• **What you should do**
Say the number of lines containing the string "this", and say nothing else.

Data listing
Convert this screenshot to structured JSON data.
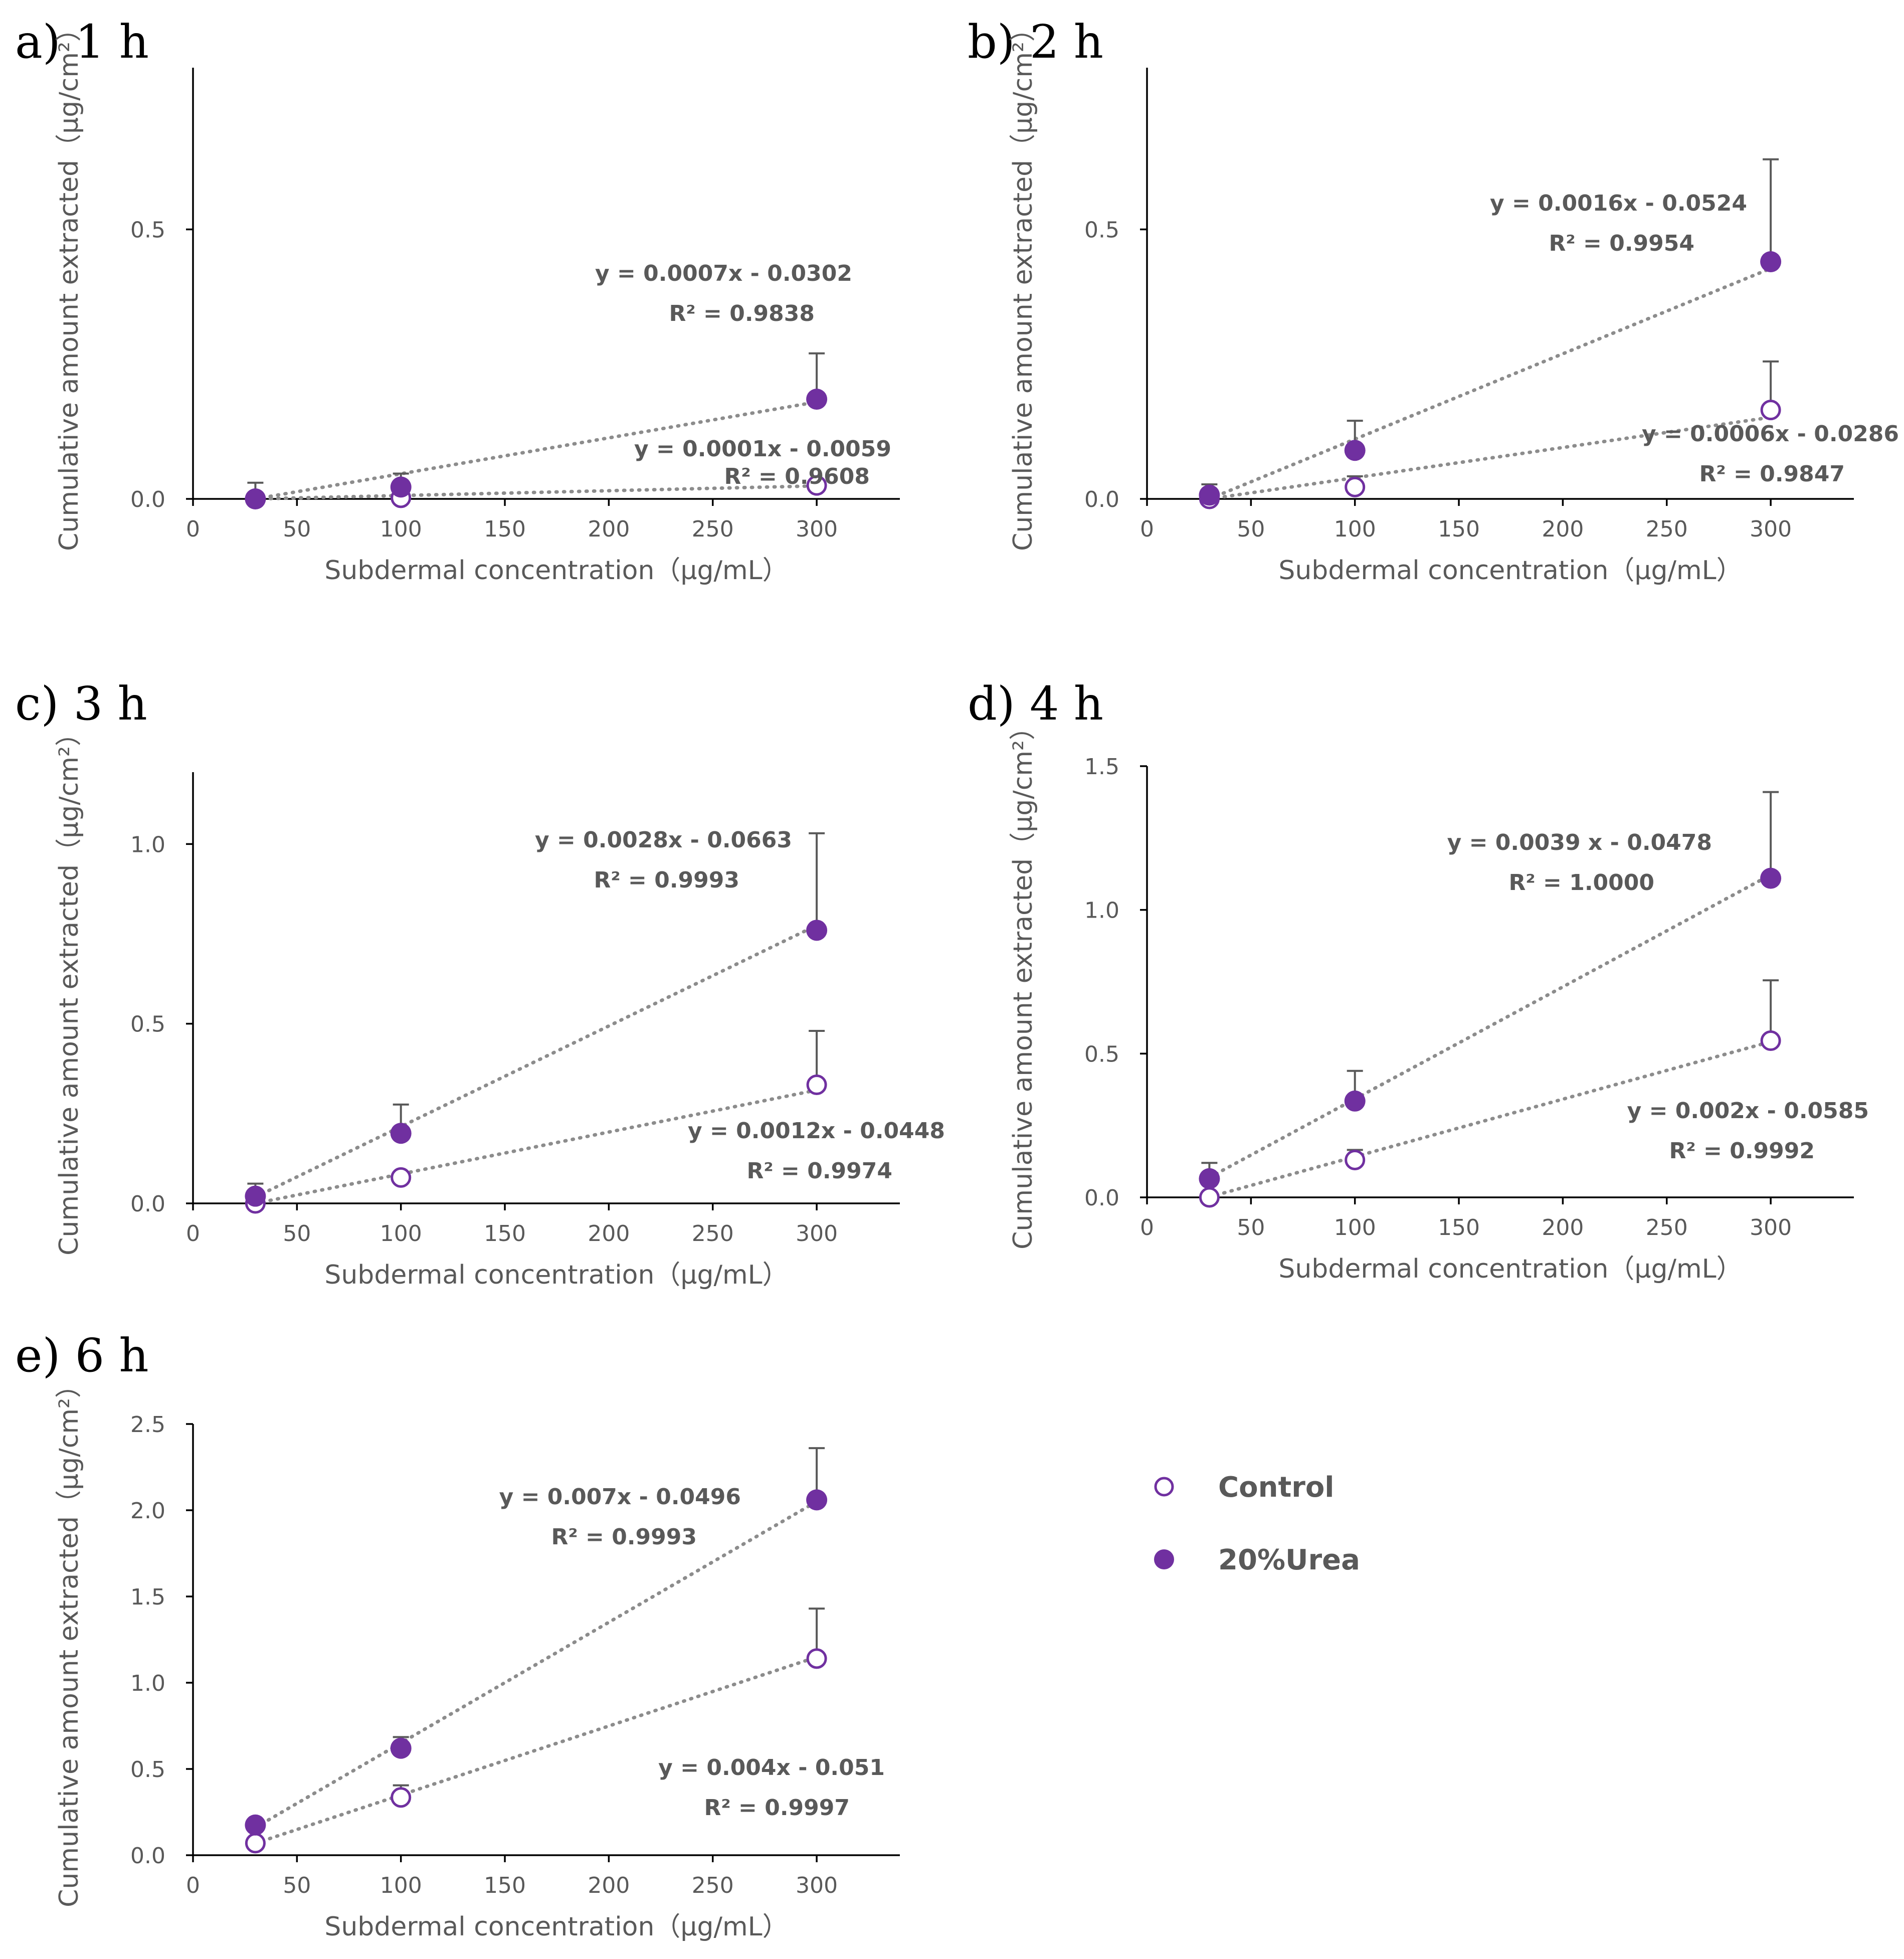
{
  "colors": {
    "marker": "#7030a0",
    "trend": "#8c8c8c",
    "axis": "#000000",
    "text": "#595959"
  },
  "legend": {
    "items": [
      {
        "name": "Control",
        "marker": "open-circle"
      },
      {
        "name": "20%Urea",
        "marker": "filled-circle"
      }
    ]
  },
  "chart_data": [
    {
      "type": "scatter",
      "panel_label": "a) 1 h",
      "xlabel": "Subdermal concentration（μg/mL）",
      "ylabel": "Cumulative amount extracted（μg/cm²）",
      "xlim": [
        0,
        340
      ],
      "ylim": [
        0,
        0.8
      ],
      "xticks": [
        0,
        50,
        100,
        150,
        200,
        250,
        300
      ],
      "yticks": [
        0.0,
        0.5
      ],
      "ytick_decimals": 1,
      "series": [
        {
          "name": "Control",
          "x": [
            30,
            100,
            300
          ],
          "y": [
            0.0,
            0.002,
            0.025
          ],
          "yerr": [
            0.0,
            0.0,
            0.0
          ],
          "trendline": {
            "equation": "y = 0.0001x - 0.0059",
            "r2": "R² = 0.9608",
            "slope": 0.0001,
            "intercept": -0.0059
          }
        },
        {
          "name": "20%Urea",
          "x": [
            30,
            100,
            300
          ],
          "y": [
            -0.003,
            0.022,
            0.185
          ],
          "yerr": [
            0.03,
            0.025,
            0.085
          ],
          "trendline": {
            "equation": "y = 0.0007x - 0.0302",
            "r2": "R² = 0.9838",
            "slope": 0.0007,
            "intercept": -0.0302
          }
        }
      ]
    },
    {
      "type": "scatter",
      "panel_label": "b) 2 h",
      "xlabel": "Subdermal concentration（μg/mL）",
      "ylabel": "Cumulative amount extracted（μg/cm²）",
      "xlim": [
        0,
        340
      ],
      "ylim": [
        0,
        0.8
      ],
      "xticks": [
        0,
        50,
        100,
        150,
        200,
        250,
        300
      ],
      "yticks": [
        0.0,
        0.5
      ],
      "ytick_decimals": 1,
      "series": [
        {
          "name": "Control",
          "x": [
            30,
            100,
            300
          ],
          "y": [
            -0.003,
            0.022,
            0.165
          ],
          "yerr": [
            0.0,
            0.02,
            0.09
          ],
          "trendline": {
            "equation": "y = 0.0006x - 0.0286",
            "r2": "R² = 0.9847",
            "slope": 0.0006,
            "intercept": -0.0286
          }
        },
        {
          "name": "20%Urea",
          "x": [
            30,
            100,
            300
          ],
          "y": [
            0.007,
            0.09,
            0.44
          ],
          "yerr": [
            0.02,
            0.055,
            0.19
          ],
          "trendline": {
            "equation": "y = 0.0016x - 0.0524",
            "r2": "R² = 0.9954",
            "slope": 0.0016,
            "intercept": -0.0524
          }
        }
      ]
    },
    {
      "type": "scatter",
      "panel_label": "c) 3 h",
      "xlabel": "Subdermal concentration（μg/mL）",
      "ylabel": "Cumulative amount extracted（μg/cm²）",
      "xlim": [
        0,
        340
      ],
      "ylim": [
        0,
        1.2
      ],
      "xticks": [
        0,
        50,
        100,
        150,
        200,
        250,
        300
      ],
      "yticks": [
        0.0,
        0.5,
        1.0
      ],
      "ytick_decimals": 1,
      "series": [
        {
          "name": "Control",
          "x": [
            30,
            100,
            300
          ],
          "y": [
            0.0,
            0.072,
            0.33
          ],
          "yerr": [
            0.0,
            0.01,
            0.15
          ],
          "trendline": {
            "equation": "y = 0.0012x - 0.0448",
            "r2": "R² = 0.9974",
            "slope": 0.0012,
            "intercept": -0.0448
          }
        },
        {
          "name": "20%Urea",
          "x": [
            30,
            100,
            300
          ],
          "y": [
            0.02,
            0.195,
            0.76
          ],
          "yerr": [
            0.035,
            0.08,
            0.27
          ],
          "trendline": {
            "equation": "y = 0.0028x - 0.0663",
            "r2": "R² = 0.9993",
            "slope": 0.0028,
            "intercept": -0.0663
          }
        }
      ]
    },
    {
      "type": "scatter",
      "panel_label": "d) 4 h",
      "xlabel": "Subdermal concentration（μg/mL）",
      "ylabel": "Cumulative amount extracted（μg/cm²）",
      "xlim": [
        0,
        340
      ],
      "ylim": [
        0,
        1.5
      ],
      "xticks": [
        0,
        50,
        100,
        150,
        200,
        250,
        300
      ],
      "yticks": [
        0.0,
        0.5,
        1.0,
        1.5
      ],
      "ytick_decimals": 1,
      "series": [
        {
          "name": "Control",
          "x": [
            30,
            100,
            300
          ],
          "y": [
            0.0,
            0.13,
            0.545
          ],
          "yerr": [
            0.0,
            0.035,
            0.21
          ],
          "trendline": {
            "equation": "y = 0.002x - 0.0585",
            "r2": "R² = 0.9992",
            "slope": 0.002,
            "intercept": -0.0585
          }
        },
        {
          "name": "20%Urea",
          "x": [
            30,
            100,
            300
          ],
          "y": [
            0.065,
            0.335,
            1.11
          ],
          "yerr": [
            0.055,
            0.105,
            0.3
          ],
          "trendline": {
            "equation": "y = 0.0039 x - 0.0478",
            "r2": "R² = 1.0000",
            "slope": 0.0039,
            "intercept": -0.0478
          }
        }
      ]
    },
    {
      "type": "scatter",
      "panel_label": "e) 6 h",
      "xlabel": "Subdermal concentration（μg/mL）",
      "ylabel": "Cumulative amount extracted（μg/cm²）",
      "xlim": [
        0,
        340
      ],
      "ylim": [
        0,
        2.5
      ],
      "xticks": [
        0,
        50,
        100,
        150,
        200,
        250,
        300
      ],
      "yticks": [
        0.0,
        0.5,
        1.0,
        1.5,
        2.0,
        2.5
      ],
      "ytick_decimals": 1,
      "series": [
        {
          "name": "Control",
          "x": [
            30,
            100,
            300
          ],
          "y": [
            0.07,
            0.335,
            1.14
          ],
          "yerr": [
            0.0,
            0.07,
            0.29
          ],
          "trendline": {
            "equation": "y = 0.004x - 0.051",
            "r2": "R² = 0.9997",
            "slope": 0.004,
            "intercept": -0.051
          }
        },
        {
          "name": "20%Urea",
          "x": [
            30,
            100,
            300
          ],
          "y": [
            0.175,
            0.62,
            2.06
          ],
          "yerr": [
            0.0,
            0.065,
            0.3
          ],
          "trendline": {
            "equation": "y = 0.007x - 0.0496",
            "r2": "R² = 0.9993",
            "slope": 0.007,
            "intercept": -0.0496
          }
        }
      ]
    }
  ]
}
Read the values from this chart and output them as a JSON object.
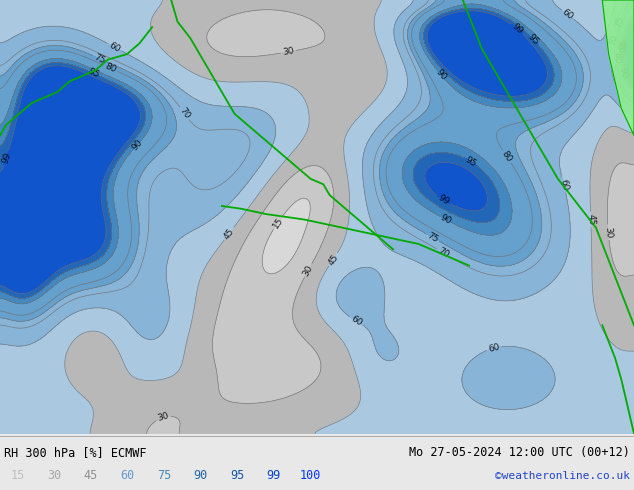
{
  "title_left": "RH 300 hPa [%] ECMWF",
  "title_right": "Mo 27-05-2024 12:00 UTC (00+12)",
  "credit": "©weatheronline.co.uk",
  "colorbar_levels": [
    15,
    30,
    45,
    60,
    75,
    90,
    95,
    99,
    100
  ],
  "colorbar_label_colors": [
    "#c0c0c0",
    "#a8a8a8",
    "#909090",
    "#6699cc",
    "#4488bb",
    "#2266aa",
    "#1155aa",
    "#0044cc",
    "#0033ff"
  ],
  "fill_levels": [
    0,
    15,
    30,
    45,
    60,
    75,
    90,
    95,
    99,
    101
  ],
  "fill_colors": [
    "#d8d8d8",
    "#c8c8c8",
    "#b8b8b8",
    "#aac8e0",
    "#88b4d8",
    "#66a0cc",
    "#4488c0",
    "#2266b8",
    "#1155cc"
  ],
  "contour_color": "#707070",
  "contour_levels": [
    15,
    30,
    45,
    60,
    70,
    75,
    80,
    90,
    95,
    99
  ],
  "label_color": "#000000",
  "green_color": "#00aa00",
  "light_green_fill": "#90ee90",
  "bg_color": "#d0d0d0",
  "bar_bg": "#e8e8e8",
  "figsize": [
    6.34,
    4.9
  ],
  "dpi": 100
}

• **Full answer**
2